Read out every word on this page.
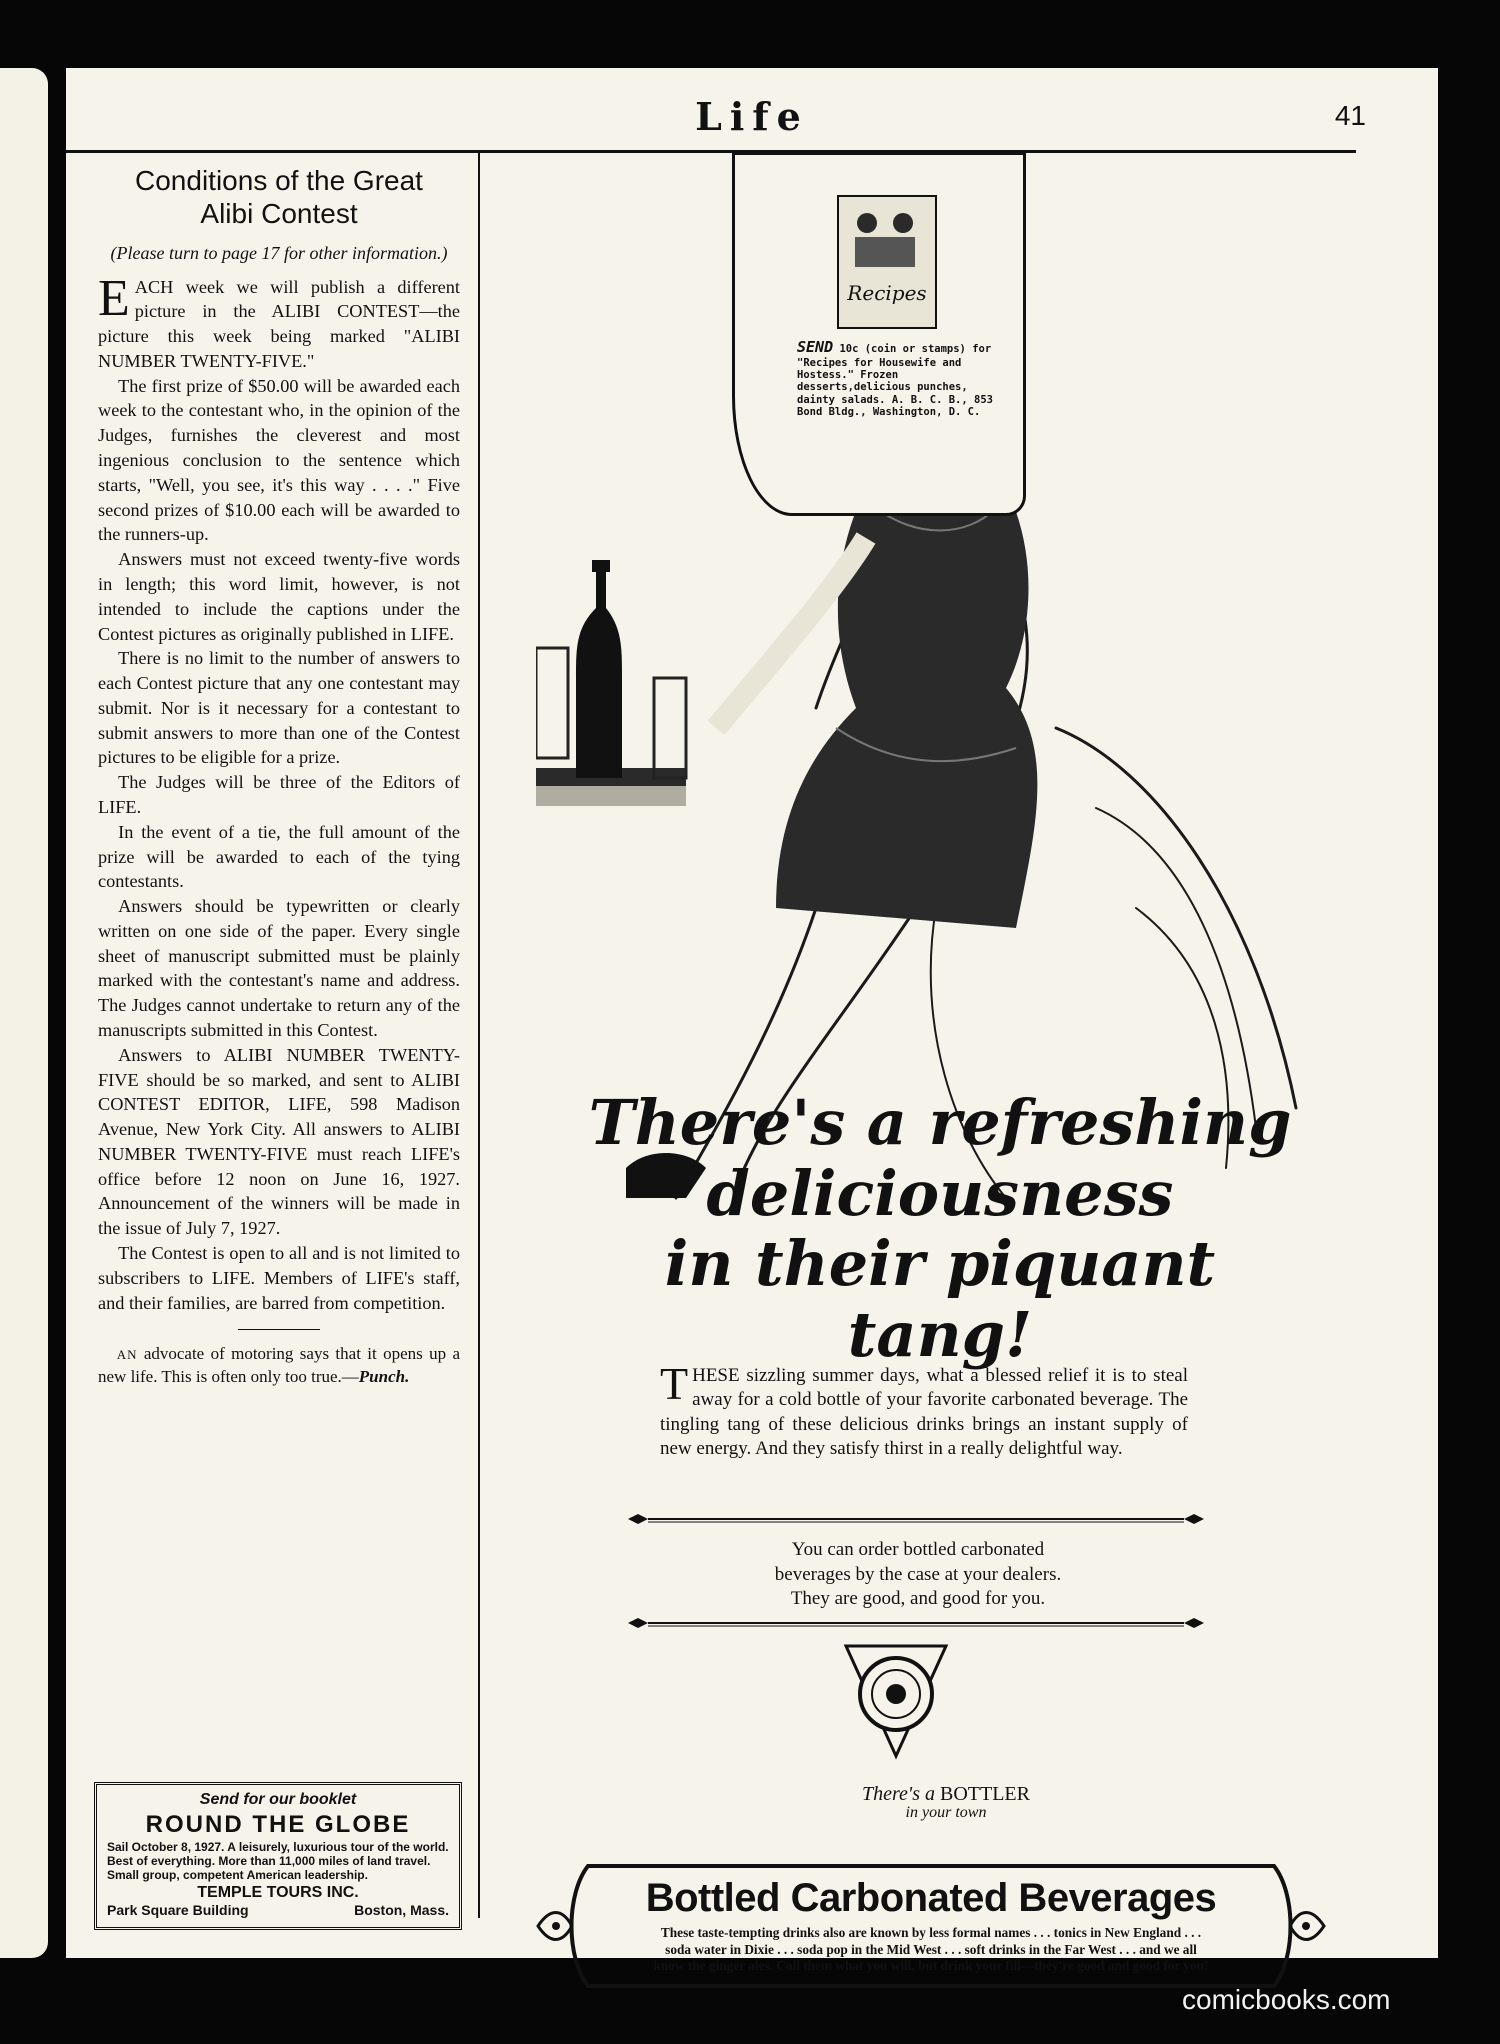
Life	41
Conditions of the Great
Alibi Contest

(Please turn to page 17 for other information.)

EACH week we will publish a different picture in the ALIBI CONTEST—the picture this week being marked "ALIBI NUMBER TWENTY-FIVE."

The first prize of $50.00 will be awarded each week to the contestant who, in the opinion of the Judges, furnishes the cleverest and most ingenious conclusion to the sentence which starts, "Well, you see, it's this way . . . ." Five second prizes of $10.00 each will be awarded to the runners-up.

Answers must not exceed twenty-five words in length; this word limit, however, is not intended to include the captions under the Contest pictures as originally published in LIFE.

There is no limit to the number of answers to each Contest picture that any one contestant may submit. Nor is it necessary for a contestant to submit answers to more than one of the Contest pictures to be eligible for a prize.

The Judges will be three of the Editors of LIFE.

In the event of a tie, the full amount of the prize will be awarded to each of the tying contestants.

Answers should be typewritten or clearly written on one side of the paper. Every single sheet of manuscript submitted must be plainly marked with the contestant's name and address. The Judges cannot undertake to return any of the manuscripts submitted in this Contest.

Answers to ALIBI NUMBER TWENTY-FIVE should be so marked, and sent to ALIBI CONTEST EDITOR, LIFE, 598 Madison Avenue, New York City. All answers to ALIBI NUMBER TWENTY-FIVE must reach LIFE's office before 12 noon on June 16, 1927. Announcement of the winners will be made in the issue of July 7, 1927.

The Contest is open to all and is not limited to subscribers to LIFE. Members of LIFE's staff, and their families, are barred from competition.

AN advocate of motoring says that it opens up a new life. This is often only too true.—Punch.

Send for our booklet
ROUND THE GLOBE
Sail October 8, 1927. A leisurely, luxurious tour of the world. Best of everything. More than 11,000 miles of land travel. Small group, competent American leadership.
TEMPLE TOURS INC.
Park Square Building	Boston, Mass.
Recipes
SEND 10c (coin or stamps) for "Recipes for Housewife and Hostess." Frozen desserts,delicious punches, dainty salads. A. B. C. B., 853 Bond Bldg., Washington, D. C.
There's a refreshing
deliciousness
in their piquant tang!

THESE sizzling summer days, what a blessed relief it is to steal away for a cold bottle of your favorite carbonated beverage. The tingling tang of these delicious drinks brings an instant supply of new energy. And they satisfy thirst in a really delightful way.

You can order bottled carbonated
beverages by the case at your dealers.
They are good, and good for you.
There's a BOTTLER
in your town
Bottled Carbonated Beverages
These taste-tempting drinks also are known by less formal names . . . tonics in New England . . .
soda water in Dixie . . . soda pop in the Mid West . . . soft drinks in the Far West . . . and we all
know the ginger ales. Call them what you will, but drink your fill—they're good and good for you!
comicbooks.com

☆ ☆ ☆ ☆ ☆ ☆ ☆

» **SET TASK**:
Search the entries for the word "what" and pick out every line that holds it.

» **WRITTEN SOLUTION**:
THESE sizzling summer days, what a blessed relief it is to steal away for a cold bottle of your favorite carbonated beverage. The tingling tang of these delicious drinks brings an instant supply of new energy. And they satisfy thirst in a really delightful way.
know the ginger ales. Call them what you will, but drink your fill—they're good and good for you!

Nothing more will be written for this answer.